- PROBLEM TO SOLVE: Pull out every line below that holds the word "Залыгин".

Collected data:
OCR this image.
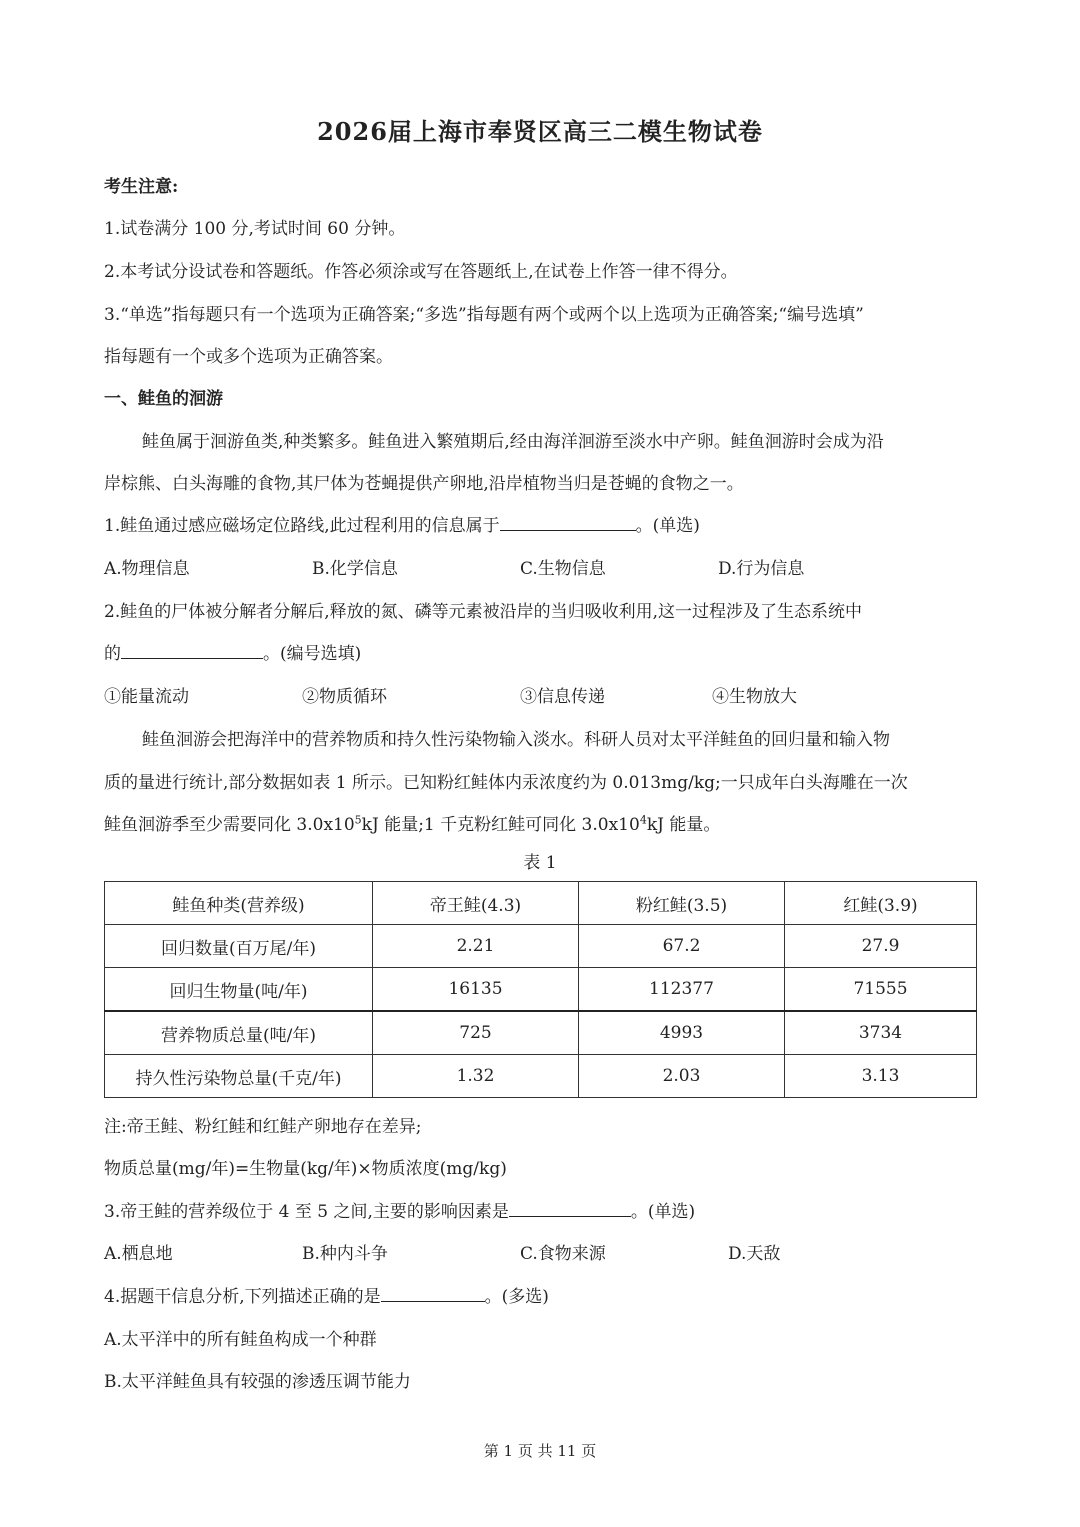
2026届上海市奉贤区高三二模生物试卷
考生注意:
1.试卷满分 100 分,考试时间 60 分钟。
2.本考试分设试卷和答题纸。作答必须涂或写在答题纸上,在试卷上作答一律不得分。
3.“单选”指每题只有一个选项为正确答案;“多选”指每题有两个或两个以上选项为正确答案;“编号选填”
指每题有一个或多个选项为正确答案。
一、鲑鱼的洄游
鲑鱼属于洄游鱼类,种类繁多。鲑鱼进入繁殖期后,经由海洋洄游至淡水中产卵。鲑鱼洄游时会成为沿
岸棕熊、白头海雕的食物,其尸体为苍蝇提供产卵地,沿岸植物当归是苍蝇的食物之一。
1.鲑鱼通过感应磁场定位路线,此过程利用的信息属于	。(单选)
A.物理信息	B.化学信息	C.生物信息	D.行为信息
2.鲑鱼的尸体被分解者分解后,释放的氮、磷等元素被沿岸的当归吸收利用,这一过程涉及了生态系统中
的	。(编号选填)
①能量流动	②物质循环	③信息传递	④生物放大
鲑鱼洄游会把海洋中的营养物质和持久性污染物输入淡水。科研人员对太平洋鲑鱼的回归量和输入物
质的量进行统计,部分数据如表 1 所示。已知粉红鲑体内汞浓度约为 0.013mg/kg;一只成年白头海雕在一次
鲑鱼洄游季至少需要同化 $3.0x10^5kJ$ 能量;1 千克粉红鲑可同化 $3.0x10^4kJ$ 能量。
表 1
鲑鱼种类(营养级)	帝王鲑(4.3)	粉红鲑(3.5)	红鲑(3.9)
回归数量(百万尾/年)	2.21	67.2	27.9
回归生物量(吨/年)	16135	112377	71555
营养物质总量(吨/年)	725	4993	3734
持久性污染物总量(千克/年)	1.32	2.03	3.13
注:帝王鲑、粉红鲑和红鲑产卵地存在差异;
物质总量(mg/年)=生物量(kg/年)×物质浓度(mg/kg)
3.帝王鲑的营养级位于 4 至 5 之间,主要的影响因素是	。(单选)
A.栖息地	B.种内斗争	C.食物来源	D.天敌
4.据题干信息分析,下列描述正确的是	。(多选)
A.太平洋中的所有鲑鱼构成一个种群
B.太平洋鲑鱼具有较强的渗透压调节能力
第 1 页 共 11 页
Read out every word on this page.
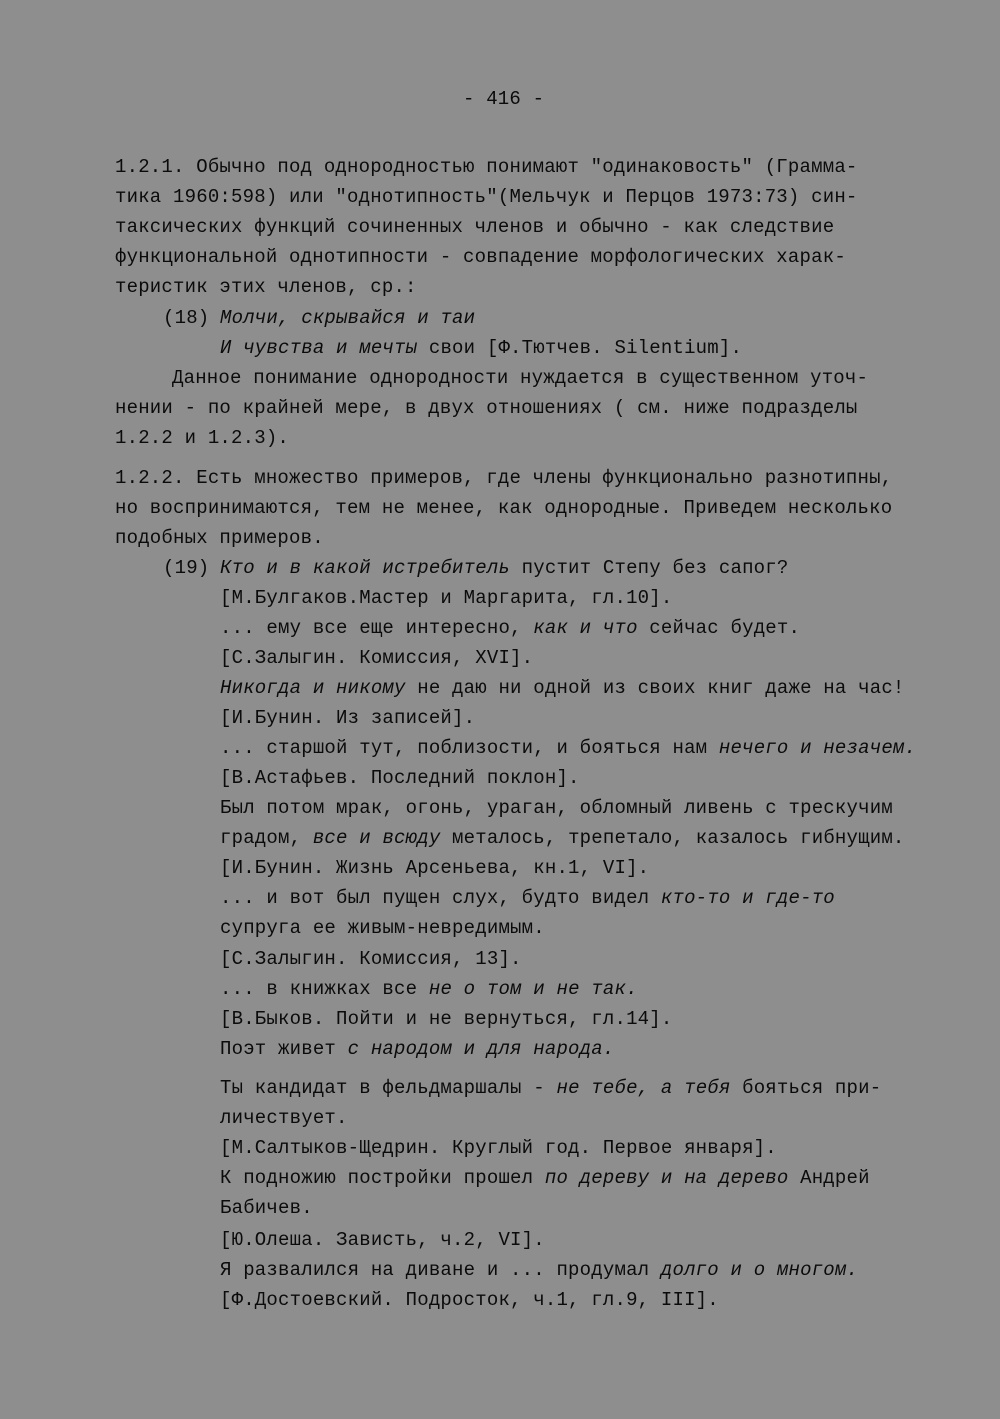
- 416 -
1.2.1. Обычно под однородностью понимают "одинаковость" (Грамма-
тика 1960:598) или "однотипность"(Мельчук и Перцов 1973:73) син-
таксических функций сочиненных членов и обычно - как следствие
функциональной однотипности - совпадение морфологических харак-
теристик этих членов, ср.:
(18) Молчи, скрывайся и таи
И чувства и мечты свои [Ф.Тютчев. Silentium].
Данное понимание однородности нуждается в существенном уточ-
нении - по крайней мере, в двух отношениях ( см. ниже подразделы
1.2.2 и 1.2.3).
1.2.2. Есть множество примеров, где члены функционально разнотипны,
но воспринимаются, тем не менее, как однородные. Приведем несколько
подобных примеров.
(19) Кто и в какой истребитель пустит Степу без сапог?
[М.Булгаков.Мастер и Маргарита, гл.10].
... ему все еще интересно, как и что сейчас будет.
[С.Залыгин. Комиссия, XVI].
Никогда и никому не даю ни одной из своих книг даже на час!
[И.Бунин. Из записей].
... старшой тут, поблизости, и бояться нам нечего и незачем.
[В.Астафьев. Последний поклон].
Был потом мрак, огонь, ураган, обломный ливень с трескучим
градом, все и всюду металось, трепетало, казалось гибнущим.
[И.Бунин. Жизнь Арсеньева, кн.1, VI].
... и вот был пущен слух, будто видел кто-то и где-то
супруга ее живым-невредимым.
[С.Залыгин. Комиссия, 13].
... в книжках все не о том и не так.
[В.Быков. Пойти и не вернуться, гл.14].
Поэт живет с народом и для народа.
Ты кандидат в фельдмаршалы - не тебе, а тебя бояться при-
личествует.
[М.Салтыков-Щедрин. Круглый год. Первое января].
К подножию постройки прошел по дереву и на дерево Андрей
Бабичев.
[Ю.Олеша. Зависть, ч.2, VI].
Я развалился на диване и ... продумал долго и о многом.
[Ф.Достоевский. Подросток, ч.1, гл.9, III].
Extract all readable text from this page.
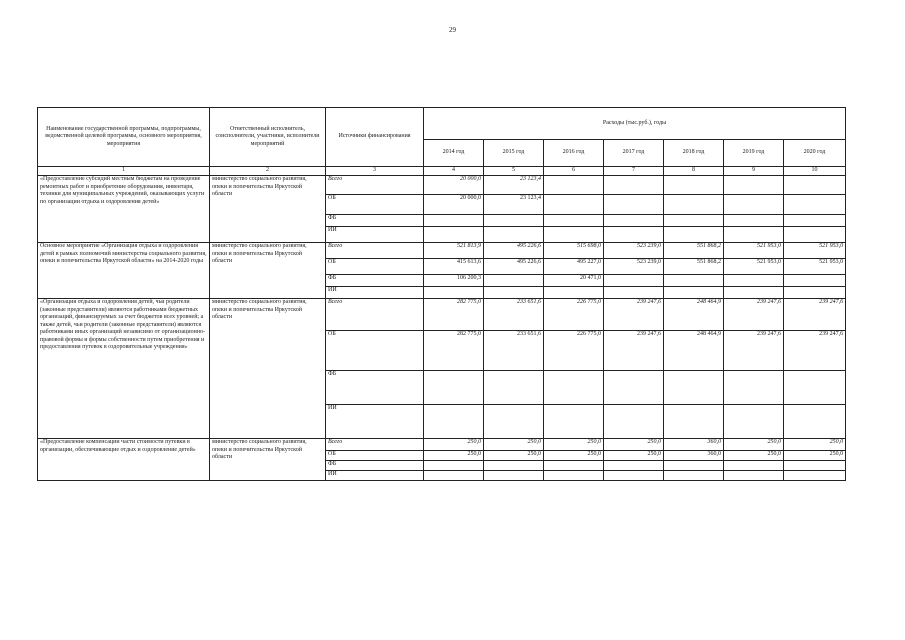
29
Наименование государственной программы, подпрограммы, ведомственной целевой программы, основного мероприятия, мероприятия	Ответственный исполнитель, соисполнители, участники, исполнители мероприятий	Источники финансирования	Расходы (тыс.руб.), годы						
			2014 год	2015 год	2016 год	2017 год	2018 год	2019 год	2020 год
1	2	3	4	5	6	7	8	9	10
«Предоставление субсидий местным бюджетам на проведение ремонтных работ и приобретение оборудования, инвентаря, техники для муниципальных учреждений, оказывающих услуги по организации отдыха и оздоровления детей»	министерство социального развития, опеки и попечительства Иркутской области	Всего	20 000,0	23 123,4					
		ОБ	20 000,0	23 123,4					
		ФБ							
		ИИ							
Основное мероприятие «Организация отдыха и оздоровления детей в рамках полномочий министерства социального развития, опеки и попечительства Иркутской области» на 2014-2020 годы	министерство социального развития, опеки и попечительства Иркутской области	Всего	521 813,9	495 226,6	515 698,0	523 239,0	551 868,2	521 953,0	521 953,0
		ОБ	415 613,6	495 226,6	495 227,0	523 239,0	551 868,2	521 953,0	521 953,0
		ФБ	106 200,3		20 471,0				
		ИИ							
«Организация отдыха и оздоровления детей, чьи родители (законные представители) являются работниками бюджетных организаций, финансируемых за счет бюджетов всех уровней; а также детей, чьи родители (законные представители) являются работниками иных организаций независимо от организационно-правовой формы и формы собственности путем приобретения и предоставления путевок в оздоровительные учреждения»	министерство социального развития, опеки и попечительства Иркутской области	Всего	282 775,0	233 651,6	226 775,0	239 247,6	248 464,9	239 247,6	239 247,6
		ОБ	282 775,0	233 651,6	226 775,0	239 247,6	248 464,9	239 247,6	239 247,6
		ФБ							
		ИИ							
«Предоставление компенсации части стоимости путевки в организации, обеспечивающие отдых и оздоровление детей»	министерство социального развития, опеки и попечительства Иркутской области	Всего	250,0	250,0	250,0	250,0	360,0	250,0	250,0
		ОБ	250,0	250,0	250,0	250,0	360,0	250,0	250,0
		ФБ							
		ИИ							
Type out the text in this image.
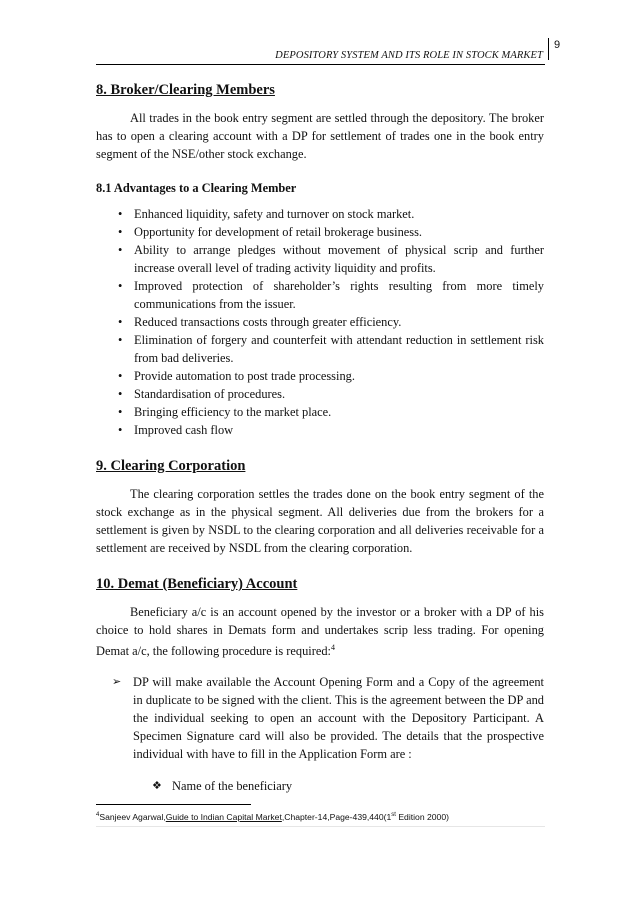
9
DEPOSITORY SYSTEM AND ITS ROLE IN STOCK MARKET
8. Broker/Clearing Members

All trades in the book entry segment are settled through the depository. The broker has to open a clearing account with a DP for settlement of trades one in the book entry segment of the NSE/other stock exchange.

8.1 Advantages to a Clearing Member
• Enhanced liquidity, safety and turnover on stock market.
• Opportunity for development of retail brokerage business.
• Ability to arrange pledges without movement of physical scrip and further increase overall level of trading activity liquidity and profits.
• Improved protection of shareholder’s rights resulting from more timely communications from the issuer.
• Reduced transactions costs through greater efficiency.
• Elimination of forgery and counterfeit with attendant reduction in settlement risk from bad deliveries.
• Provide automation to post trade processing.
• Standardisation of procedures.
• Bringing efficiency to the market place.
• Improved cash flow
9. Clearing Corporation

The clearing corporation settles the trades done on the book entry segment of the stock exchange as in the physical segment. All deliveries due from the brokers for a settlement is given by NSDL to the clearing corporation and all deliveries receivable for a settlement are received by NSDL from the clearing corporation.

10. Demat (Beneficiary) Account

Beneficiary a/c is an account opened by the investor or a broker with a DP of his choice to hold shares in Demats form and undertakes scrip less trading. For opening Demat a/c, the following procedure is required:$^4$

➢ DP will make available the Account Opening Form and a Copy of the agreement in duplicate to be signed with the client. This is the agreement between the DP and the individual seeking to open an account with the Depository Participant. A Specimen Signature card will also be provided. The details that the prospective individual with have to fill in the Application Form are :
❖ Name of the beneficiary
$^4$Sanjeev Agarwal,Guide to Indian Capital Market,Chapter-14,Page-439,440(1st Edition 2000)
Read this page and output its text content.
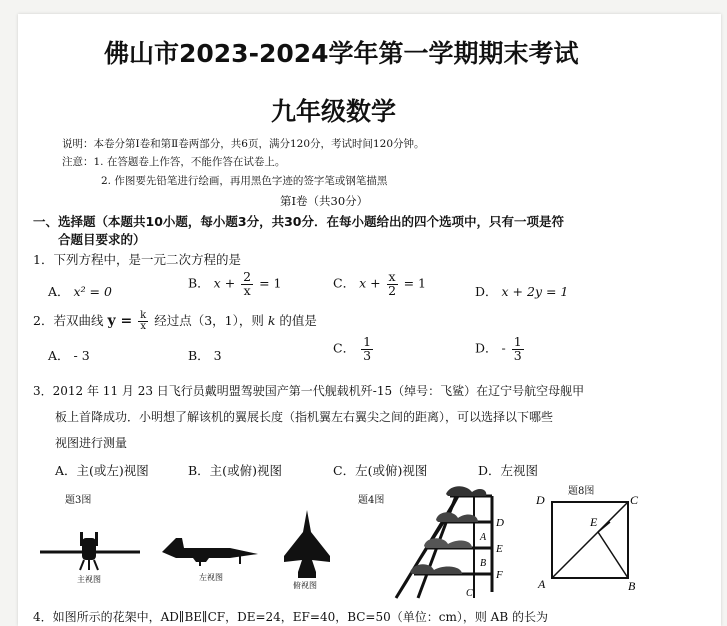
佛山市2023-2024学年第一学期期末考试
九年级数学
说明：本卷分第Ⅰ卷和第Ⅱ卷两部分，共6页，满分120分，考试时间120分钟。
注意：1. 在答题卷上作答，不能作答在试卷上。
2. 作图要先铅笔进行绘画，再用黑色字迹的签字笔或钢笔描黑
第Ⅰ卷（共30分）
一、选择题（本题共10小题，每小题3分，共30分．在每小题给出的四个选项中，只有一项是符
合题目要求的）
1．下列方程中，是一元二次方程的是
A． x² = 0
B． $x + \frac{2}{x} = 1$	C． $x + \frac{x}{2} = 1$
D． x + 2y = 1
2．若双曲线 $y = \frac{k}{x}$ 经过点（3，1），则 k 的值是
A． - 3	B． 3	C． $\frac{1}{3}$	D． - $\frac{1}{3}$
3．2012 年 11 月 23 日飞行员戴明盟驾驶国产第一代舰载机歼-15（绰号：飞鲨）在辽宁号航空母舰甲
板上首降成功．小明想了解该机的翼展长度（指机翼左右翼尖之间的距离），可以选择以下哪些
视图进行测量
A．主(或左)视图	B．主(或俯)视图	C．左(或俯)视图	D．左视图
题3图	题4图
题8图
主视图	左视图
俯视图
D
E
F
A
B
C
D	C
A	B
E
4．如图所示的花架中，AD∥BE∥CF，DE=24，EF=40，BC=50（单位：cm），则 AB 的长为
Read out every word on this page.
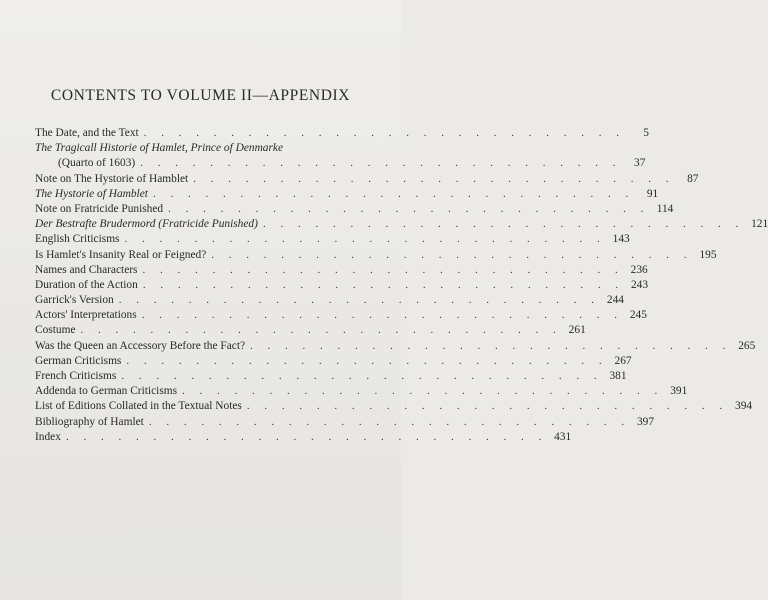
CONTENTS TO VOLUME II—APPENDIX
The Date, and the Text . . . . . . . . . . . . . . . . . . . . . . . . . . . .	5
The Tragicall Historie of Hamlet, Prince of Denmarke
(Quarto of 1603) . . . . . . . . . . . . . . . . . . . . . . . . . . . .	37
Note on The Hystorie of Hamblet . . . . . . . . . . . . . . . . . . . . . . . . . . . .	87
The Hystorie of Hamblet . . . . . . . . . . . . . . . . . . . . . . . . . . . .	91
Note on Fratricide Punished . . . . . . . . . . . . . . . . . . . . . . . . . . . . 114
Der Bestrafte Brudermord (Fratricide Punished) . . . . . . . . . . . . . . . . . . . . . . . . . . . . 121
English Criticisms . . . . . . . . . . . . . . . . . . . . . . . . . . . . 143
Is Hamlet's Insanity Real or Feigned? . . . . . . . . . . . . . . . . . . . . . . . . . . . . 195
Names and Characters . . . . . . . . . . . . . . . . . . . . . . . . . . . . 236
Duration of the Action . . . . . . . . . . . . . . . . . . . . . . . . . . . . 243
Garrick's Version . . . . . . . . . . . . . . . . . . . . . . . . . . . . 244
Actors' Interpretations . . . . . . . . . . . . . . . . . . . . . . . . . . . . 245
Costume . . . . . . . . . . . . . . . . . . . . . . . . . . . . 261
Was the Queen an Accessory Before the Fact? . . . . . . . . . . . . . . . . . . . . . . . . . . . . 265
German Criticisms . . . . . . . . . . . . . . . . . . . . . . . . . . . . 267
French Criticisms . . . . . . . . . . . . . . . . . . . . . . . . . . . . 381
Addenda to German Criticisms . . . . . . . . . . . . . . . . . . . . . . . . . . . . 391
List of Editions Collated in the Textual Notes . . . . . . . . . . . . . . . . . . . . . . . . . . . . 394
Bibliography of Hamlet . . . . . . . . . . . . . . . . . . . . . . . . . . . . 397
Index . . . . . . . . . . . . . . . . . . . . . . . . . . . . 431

- RESULT BELOW:
[С.Залыгин. Комиссия, XVI].
[С.Залыгин. Комиссия, 13].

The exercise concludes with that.